• JOB
Set all the material down again unchanged, without the pictures.

• Dataset entries
● ● ● ● ●
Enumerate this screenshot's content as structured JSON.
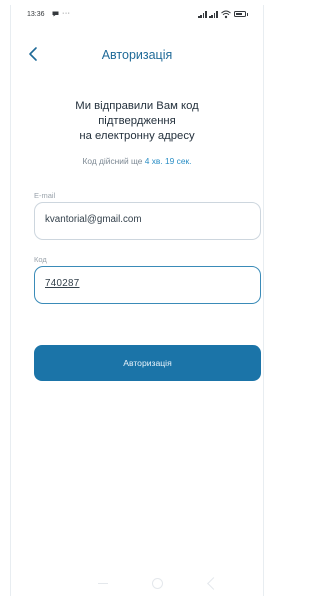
{
  "status_bar": {
    "time": "13:36",
    "more": "···"
  },
  "header": {
    "title": "Авторизація"
  },
  "message": {
    "line1": "Ми відправили Вам код",
    "line2": "підтвердження",
    "line3": "на електронну адресу"
  },
  "timer": {
    "prefix": "Код дійсний ще",
    "value": "4 хв. 19 сек."
  },
  "email": {
    "label": "E-mail",
    "value": "kvantorial@gmail.com"
  },
  "code": {
    "label": "Код",
    "value": "740287"
  },
  "submit": {
    "label": "Авторизація"
  },
  "colors": {
    "accent": "#1b74a8",
    "title": "#1f6a98"
  }
}
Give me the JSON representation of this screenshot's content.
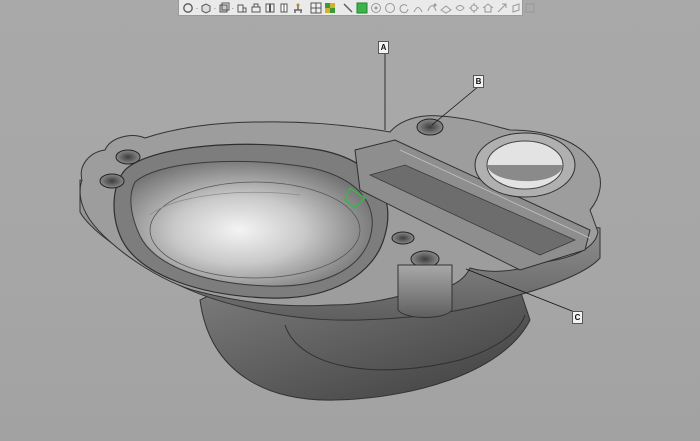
{
  "toolbar": {
    "icons": [
      "rotate-icon",
      "cube-view-icon",
      "view-mode-icon",
      "part-view-icon",
      "front-view-icon",
      "side-view-icon",
      "split-view-icon",
      "fixture-icon",
      "grid-icon",
      "color-grid-icon",
      "line-tool-icon",
      "green-square-icon",
      "target-icon",
      "circle-icon",
      "refresh-icon",
      "sweep-icon",
      "curve-icon",
      "plane-icon",
      "shell-icon",
      "settings-icon",
      "home-icon",
      "expand-icon",
      "shape-icon",
      "box-icon"
    ],
    "accent": "#39b54a"
  },
  "annotations": {
    "a": "A",
    "b": "B",
    "c": "C"
  },
  "model": {
    "body_color": "#8c8c8c",
    "highlight_color": "#e8e8e8"
  }
}
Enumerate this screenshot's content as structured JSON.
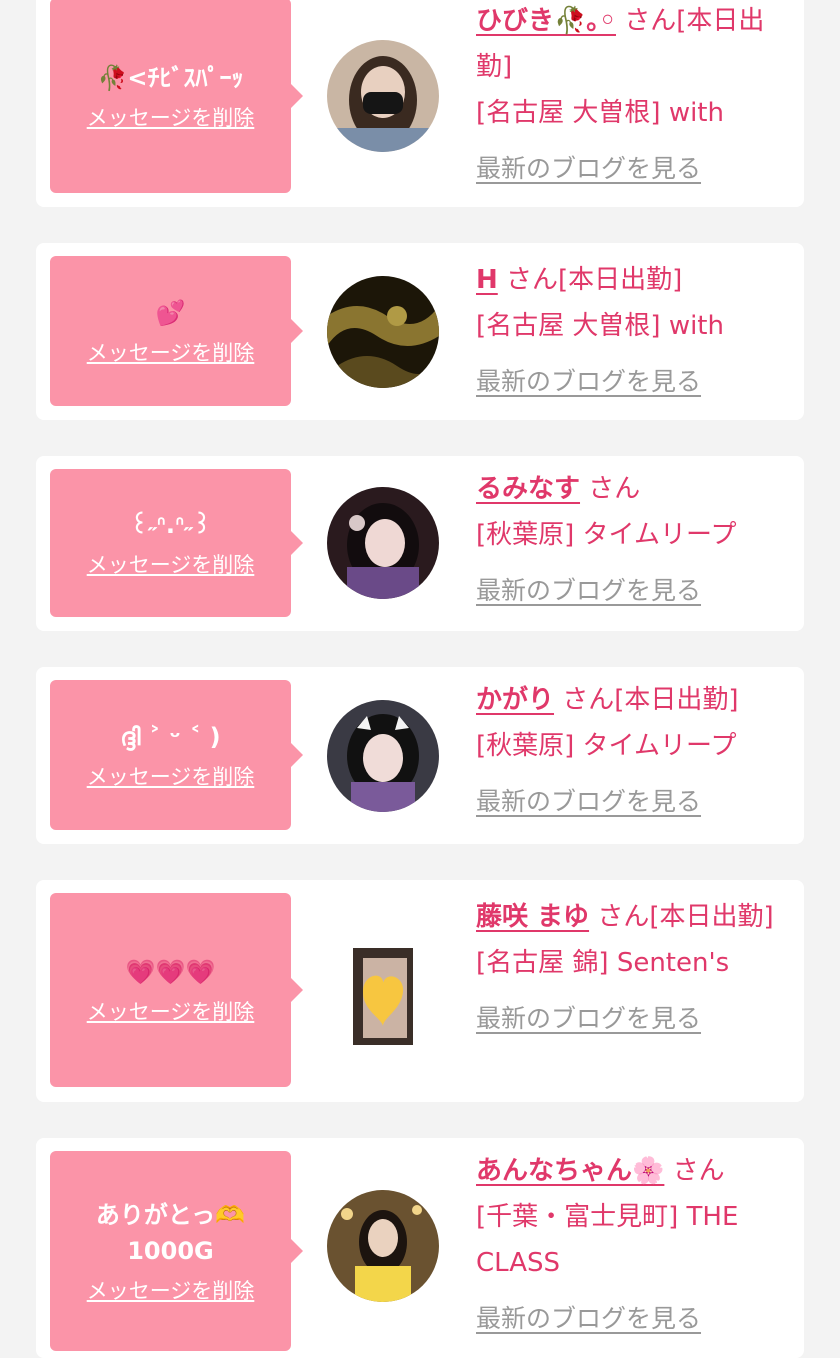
{
  "delete_label": "メッセージを削除",
  "blog_label": "最新のブログを見る",
  "colors": {
    "background": "#f3f3f3",
    "bubble": "#fb94a8",
    "accent": "#e0386a",
    "link_gray": "#999999"
  },
  "cards": [
    {
      "message": "🥀<ﾁﾋﾞｽﾊﾟｰｯ",
      "name": "ひびき🥀｡◦",
      "suffix": "さん[本日出勤]",
      "shop": "[名古屋 大曽根] with"
    },
    {
      "message": "💕",
      "name": "H",
      "suffix": "さん[本日出勤]",
      "shop": "[名古屋 大曽根] with"
    },
    {
      "message": "꒰˶ᐢ.ᐢ˶꒱",
      "name": "るみなす",
      "suffix": "さん",
      "shop": "[秋葉原] タイムリープ"
    },
    {
      "message": "ദ്ദി ˃ ᵕ ˂ )",
      "name": "かがり",
      "suffix": "さん[本日出勤]",
      "shop": "[秋葉原] タイムリープ"
    },
    {
      "message": "💗💗💗",
      "name": "藤咲 まゆ",
      "suffix": "さん[本日出勤]",
      "shop": "[名古屋 錦] Senten's"
    },
    {
      "message": "ありがとっ🫶\n1000G",
      "name": "あんなちゃん🌸",
      "suffix": "さん",
      "shop": "[千葉・富士見町] THE CLASS"
    }
  ]
}
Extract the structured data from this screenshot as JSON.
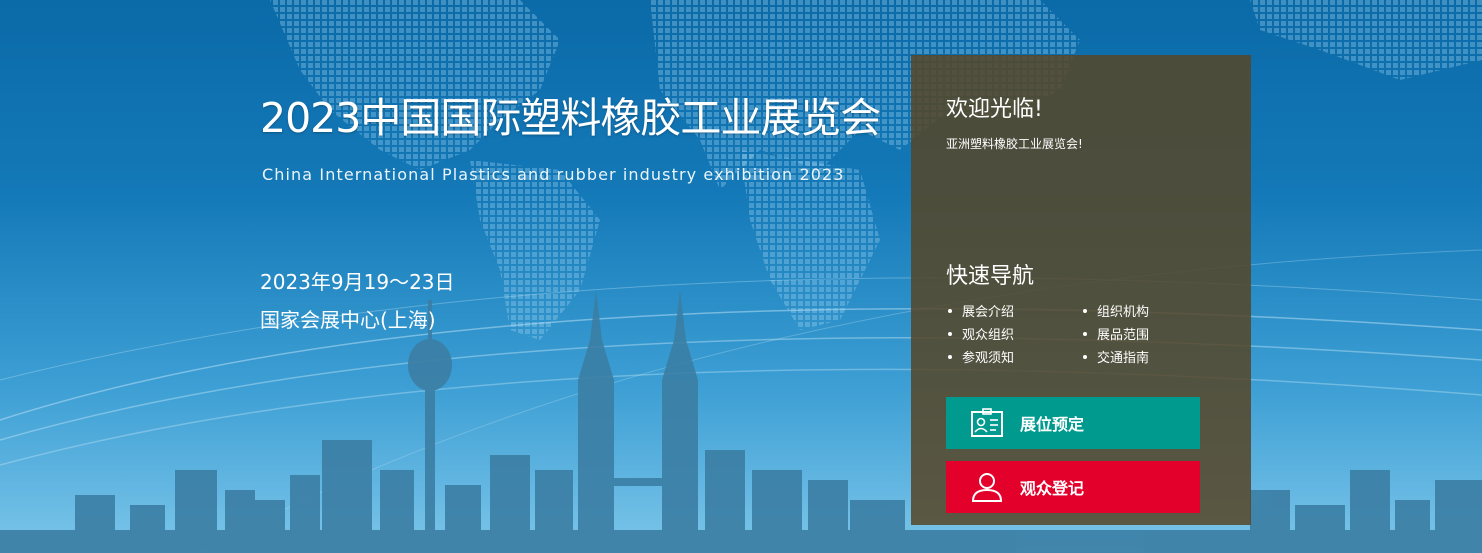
{
  "hero": {
    "title": "2023中国国际塑料橡胶工业展览会",
    "subtitle": "China International Plastics and rubber industry exhibition 2023",
    "date": "2023年9月19～23日",
    "venue": "国家会展中心(上海)"
  },
  "panel": {
    "welcome_title": "欢迎光临!",
    "welcome_text": "亚洲塑料橡胶工业展览会!",
    "nav_title": "快速导航",
    "nav_items": [
      {
        "label": "展会介绍"
      },
      {
        "label": "组织机构"
      },
      {
        "label": "观众组织"
      },
      {
        "label": "展品范围"
      },
      {
        "label": "参观须知"
      },
      {
        "label": "交通指南"
      }
    ],
    "buttons": {
      "booth": {
        "label": "展位预定",
        "icon": "id-badge-icon",
        "color": "#009a8e"
      },
      "visitor": {
        "label": "观众登记",
        "icon": "user-icon",
        "color": "#e3002b"
      }
    }
  },
  "colors": {
    "background": "#1479b8",
    "panel": "#564628"
  }
}
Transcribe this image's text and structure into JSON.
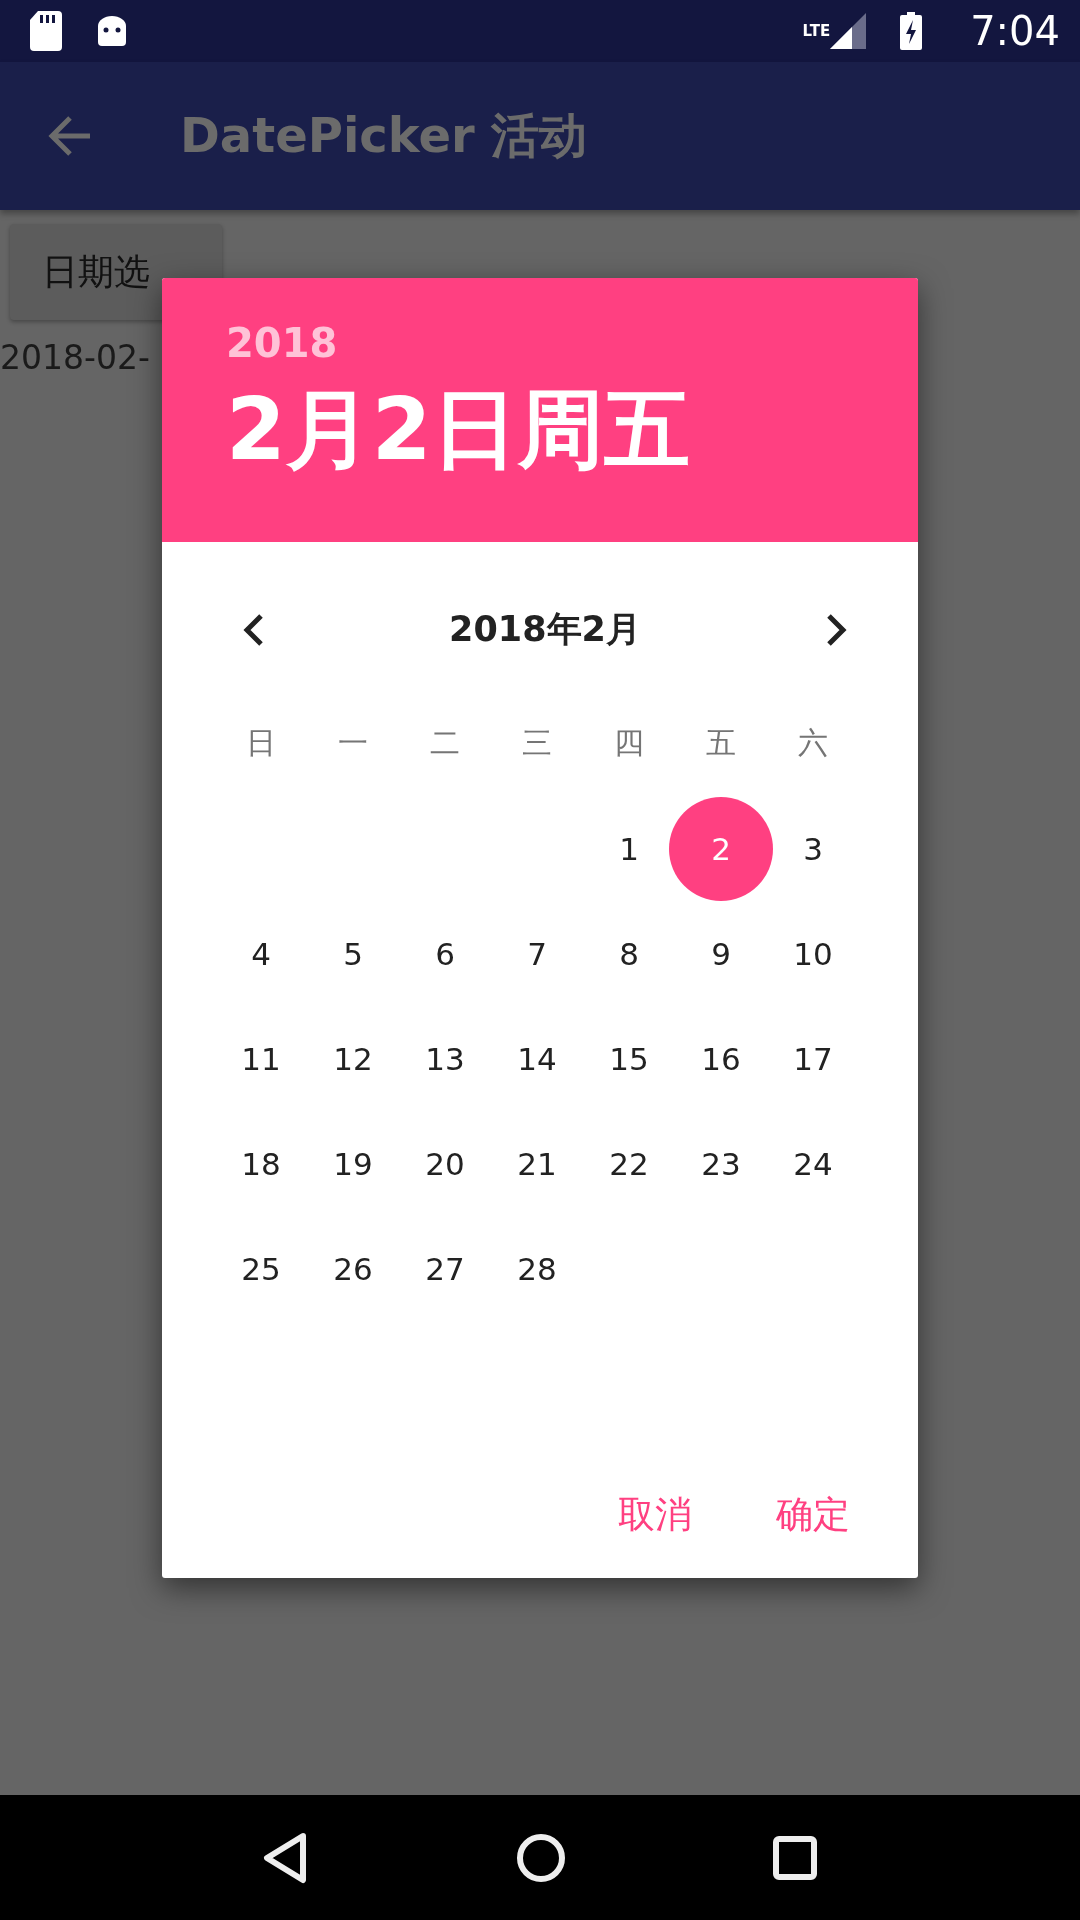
● ● ● ● ●
• TASK ANSWER
Enumerate this screenshot's content as structured JSON.
{
  "status_bar": {
    "time": "13:36",
    "more": "···"
  },
  "header": {
    "title": "Авторизація"
  },
  "message": {
    "line1": "Ми відправили Вам код",
    "line2": "підтвердження",
    "line3": "на електронну адресу"
  },
  "timer": {
    "prefix": "Код дійсний ще",
    "value": "4 хв. 19 сек."
  },
  "email": {
    "label": "E-mail",
    "value": "kvantorial@gmail.com"
  },
  "code": {
    "label": "Код",
    "value": "740287"
  },
  "submit": {
    "label": "Авторизація"
  },
  "colors": {
    "accent": "#1b74a8",
    "title": "#1f6a98"
  }
}
Give me the JSON representation of this screenshot's content.
{
  "toolbar": {
    "icons": [
      "rotate-icon",
      "cube-view-icon",
      "view-mode-icon",
      "part-view-icon",
      "front-view-icon",
      "side-view-icon",
      "split-view-icon",
      "fixture-icon",
      "grid-icon",
      "color-grid-icon",
      "line-tool-icon",
      "green-square-icon",
      "target-icon",
      "circle-icon",
      "refresh-icon",
      "sweep-icon",
      "curve-icon",
      "plane-icon",
      "shell-icon",
      "settings-icon",
      "home-icon",
      "expand-icon",
      "shape-icon",
      "box-icon"
    ],
    "accent": "#39b54a"
  },
  "annotations": {
    "a": "A",
    "b": "B",
    "c": "C"
  },
  "model": {
    "body_color": "#8c8c8c",
    "highlight_color": "#e8e8e8"
  }
}
Enumerate this screenshot's content as structured JSON.
{
  "delete_label": "メッセージを削除",
  "blog_label": "最新のブログを見る",
  "colors": {
    "background": "#f3f3f3",
    "bubble": "#fb94a8",
    "accent": "#e0386a",
    "link_gray": "#999999"
  },
  "cards": [
    {
      "message": "🥀<ﾁﾋﾞｽﾊﾟｰｯ",
      "name": "ひびき🥀｡◦",
      "suffix": "さん[本日出勤]",
      "shop": "[名古屋 大曽根] with"
    },
    {
      "message": "💕",
      "name": "H",
      "suffix": "さん[本日出勤]",
      "shop": "[名古屋 大曽根] with"
    },
    {
      "message": "꒰˶ᐢ.ᐢ˶꒱",
      "name": "るみなす",
      "suffix": "さん",
      "shop": "[秋葉原] タイムリープ"
    },
    {
      "message": "ദ്ദി ˃ ᵕ ˂ )",
      "name": "かがり",
      "suffix": "さん[本日出勤]",
      "shop": "[秋葉原] タイムリープ"
    },
    {
      "message": "💗💗💗",
      "name": "藤咲 まゆ",
      "suffix": "さん[本日出勤]",
      "shop": "[名古屋 錦] Senten's"
    },
    {
      "message": "ありがとっ🫶\n1000G",
      "name": "あんなちゃん🌸",
      "suffix": "さん",
      "shop": "[千葉・富士見町] THE CLASS"
    }
  ]
}
Extract the structured data from this screenshot as JSON.
{
  "hero": {
    "title": "2023中国国际塑料橡胶工业展览会",
    "subtitle": "China International Plastics and rubber industry exhibition 2023",
    "date": "2023年9月19～23日",
    "venue": "国家会展中心(上海)"
  },
  "panel": {
    "welcome_title": "欢迎光临!",
    "welcome_text": "亚洲塑料橡胶工业展览会!",
    "nav_title": "快速导航",
    "nav_items": [
      {
        "label": "展会介绍"
      },
      {
        "label": "组织机构"
      },
      {
        "label": "观众组织"
      },
      {
        "label": "展品范围"
      },
      {
        "label": "参观须知"
      },
      {
        "label": "交通指南"
      }
    ],
    "buttons": {
      "booth": {
        "label": "展位预定",
        "icon": "id-badge-icon",
        "color": "#009a8e"
      },
      "visitor": {
        "label": "观众登记",
        "icon": "user-icon",
        "color": "#e3002b"
      }
    }
  },
  "colors": {
    "background": "#1479b8",
    "panel": "#564628"
  }
}
Transcribe this image's text and structure into JSON.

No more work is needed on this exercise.